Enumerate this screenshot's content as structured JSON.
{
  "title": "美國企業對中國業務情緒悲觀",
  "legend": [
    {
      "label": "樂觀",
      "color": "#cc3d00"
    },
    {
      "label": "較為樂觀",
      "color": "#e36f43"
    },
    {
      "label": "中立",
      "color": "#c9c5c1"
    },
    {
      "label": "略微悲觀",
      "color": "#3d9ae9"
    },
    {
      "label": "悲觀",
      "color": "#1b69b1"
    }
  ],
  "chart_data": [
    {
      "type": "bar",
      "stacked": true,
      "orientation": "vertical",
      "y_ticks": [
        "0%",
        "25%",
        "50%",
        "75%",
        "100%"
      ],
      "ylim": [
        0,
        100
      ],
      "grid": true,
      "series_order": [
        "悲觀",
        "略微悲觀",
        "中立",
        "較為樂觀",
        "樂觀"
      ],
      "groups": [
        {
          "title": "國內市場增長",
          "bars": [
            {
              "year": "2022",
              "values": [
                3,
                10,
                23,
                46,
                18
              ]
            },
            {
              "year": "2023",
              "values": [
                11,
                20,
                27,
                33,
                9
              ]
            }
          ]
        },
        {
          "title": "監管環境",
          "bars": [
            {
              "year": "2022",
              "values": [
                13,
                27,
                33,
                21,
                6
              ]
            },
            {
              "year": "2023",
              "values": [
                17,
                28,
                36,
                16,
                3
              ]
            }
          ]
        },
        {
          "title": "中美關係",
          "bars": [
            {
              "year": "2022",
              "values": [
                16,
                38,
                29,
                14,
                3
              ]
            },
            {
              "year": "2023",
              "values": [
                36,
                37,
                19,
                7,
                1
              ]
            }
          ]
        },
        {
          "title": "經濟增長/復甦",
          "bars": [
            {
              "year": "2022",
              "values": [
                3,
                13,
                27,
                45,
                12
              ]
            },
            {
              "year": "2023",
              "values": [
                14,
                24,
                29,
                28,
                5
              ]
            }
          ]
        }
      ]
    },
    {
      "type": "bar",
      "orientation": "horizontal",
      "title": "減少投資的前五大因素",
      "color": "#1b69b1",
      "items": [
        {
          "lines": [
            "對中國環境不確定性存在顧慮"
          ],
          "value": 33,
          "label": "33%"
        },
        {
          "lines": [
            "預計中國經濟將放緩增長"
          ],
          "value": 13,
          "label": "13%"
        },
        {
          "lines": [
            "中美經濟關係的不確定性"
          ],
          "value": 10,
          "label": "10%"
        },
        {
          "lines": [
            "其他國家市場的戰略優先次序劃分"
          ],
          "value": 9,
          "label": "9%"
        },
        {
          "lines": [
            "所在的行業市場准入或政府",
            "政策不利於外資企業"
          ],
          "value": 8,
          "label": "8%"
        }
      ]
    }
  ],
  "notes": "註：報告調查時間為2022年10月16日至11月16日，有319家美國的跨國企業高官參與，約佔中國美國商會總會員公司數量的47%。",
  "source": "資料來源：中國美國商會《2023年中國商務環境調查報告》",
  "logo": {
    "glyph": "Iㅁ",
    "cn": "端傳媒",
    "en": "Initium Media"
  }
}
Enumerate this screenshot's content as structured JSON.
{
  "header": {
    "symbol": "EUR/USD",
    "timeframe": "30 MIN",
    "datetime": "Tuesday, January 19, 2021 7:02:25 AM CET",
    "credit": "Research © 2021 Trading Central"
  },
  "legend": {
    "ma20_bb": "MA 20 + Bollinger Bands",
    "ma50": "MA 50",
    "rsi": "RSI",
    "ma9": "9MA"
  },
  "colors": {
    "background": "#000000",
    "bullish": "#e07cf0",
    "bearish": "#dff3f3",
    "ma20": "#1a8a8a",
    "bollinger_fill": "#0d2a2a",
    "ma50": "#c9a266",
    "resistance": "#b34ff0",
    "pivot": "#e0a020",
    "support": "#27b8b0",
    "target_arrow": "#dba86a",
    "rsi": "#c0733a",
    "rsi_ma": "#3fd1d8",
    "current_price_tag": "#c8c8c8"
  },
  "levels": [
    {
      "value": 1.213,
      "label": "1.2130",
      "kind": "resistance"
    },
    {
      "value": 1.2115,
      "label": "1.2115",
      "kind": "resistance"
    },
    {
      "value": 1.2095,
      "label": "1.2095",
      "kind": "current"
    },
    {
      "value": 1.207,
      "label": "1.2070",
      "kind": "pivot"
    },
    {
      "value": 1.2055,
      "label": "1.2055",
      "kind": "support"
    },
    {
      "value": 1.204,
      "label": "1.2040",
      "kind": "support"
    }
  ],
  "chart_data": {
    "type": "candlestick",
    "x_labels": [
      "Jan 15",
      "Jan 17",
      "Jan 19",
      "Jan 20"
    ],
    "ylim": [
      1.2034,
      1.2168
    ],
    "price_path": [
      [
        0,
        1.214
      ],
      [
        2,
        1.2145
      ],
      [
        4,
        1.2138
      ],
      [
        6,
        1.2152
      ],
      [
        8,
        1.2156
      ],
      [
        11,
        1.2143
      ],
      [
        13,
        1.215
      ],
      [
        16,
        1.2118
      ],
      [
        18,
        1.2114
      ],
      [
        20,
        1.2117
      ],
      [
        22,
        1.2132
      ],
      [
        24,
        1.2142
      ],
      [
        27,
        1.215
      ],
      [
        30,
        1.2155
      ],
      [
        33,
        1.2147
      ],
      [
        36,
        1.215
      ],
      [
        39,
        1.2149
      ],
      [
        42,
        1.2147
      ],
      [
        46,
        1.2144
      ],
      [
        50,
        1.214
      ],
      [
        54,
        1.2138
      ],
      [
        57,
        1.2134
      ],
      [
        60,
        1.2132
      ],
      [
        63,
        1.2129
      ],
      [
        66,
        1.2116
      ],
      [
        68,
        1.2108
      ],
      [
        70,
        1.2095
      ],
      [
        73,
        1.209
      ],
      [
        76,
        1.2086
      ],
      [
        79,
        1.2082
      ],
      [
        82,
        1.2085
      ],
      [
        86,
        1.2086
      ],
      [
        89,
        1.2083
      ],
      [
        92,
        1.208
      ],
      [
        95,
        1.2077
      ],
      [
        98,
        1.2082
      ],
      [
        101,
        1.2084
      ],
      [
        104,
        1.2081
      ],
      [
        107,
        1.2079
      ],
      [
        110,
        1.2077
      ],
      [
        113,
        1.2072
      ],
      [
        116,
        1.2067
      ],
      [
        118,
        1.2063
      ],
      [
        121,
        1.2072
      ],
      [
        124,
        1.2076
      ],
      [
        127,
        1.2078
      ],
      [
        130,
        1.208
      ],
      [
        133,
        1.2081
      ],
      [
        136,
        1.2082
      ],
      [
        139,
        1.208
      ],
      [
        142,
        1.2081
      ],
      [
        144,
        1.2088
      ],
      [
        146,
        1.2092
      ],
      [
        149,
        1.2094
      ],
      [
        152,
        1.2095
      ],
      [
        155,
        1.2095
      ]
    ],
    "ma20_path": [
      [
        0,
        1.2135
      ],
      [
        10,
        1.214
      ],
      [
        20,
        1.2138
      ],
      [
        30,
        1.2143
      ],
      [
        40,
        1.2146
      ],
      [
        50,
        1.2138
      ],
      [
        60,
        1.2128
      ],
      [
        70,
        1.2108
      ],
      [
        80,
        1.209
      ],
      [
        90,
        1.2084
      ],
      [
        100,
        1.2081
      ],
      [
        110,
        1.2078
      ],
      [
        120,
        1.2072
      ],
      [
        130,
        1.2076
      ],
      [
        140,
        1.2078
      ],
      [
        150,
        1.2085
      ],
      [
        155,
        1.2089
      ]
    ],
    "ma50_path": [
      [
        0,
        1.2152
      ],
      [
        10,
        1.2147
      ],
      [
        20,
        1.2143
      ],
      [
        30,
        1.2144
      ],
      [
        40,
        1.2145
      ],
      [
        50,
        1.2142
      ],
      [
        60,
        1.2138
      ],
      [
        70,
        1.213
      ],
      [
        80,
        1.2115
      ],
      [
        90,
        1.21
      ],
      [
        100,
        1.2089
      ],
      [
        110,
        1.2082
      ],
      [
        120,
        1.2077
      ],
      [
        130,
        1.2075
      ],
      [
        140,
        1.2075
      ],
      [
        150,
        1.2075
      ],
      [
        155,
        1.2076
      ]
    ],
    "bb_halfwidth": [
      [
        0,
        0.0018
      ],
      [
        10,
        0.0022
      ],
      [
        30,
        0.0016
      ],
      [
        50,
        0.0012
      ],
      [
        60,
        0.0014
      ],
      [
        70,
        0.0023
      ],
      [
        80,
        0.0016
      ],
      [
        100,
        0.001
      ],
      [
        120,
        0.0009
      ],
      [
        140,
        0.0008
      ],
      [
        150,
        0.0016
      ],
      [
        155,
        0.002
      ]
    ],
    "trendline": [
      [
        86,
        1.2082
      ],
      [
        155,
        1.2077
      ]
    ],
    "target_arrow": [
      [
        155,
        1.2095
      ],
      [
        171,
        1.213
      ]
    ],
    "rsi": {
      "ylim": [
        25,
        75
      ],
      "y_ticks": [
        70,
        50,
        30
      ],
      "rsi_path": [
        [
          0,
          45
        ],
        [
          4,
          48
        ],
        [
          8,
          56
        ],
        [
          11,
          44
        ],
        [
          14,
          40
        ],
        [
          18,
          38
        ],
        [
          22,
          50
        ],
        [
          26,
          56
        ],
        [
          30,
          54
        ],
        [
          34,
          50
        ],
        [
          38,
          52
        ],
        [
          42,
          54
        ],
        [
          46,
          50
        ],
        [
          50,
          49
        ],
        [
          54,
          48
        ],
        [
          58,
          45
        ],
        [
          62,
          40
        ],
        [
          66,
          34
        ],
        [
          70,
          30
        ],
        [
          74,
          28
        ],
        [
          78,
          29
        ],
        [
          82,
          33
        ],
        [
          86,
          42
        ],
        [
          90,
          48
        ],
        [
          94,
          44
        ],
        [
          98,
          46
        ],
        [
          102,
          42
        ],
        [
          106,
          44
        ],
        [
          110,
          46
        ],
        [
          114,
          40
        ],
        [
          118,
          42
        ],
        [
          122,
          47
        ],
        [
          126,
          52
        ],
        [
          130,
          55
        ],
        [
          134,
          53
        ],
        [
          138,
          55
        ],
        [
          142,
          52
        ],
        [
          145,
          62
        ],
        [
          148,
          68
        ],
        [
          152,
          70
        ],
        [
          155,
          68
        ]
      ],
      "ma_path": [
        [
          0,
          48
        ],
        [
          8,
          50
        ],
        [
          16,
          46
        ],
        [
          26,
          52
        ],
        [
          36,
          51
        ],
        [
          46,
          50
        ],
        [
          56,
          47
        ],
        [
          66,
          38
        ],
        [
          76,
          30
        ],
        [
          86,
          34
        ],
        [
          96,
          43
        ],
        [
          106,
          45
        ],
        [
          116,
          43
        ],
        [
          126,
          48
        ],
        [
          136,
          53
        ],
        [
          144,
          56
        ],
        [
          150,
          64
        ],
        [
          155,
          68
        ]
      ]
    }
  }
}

▶ **Description of the task**: From the material given, work out how many lines hold the string "orientation"; state that number and nothing further.

▶ **Response to the task**: 2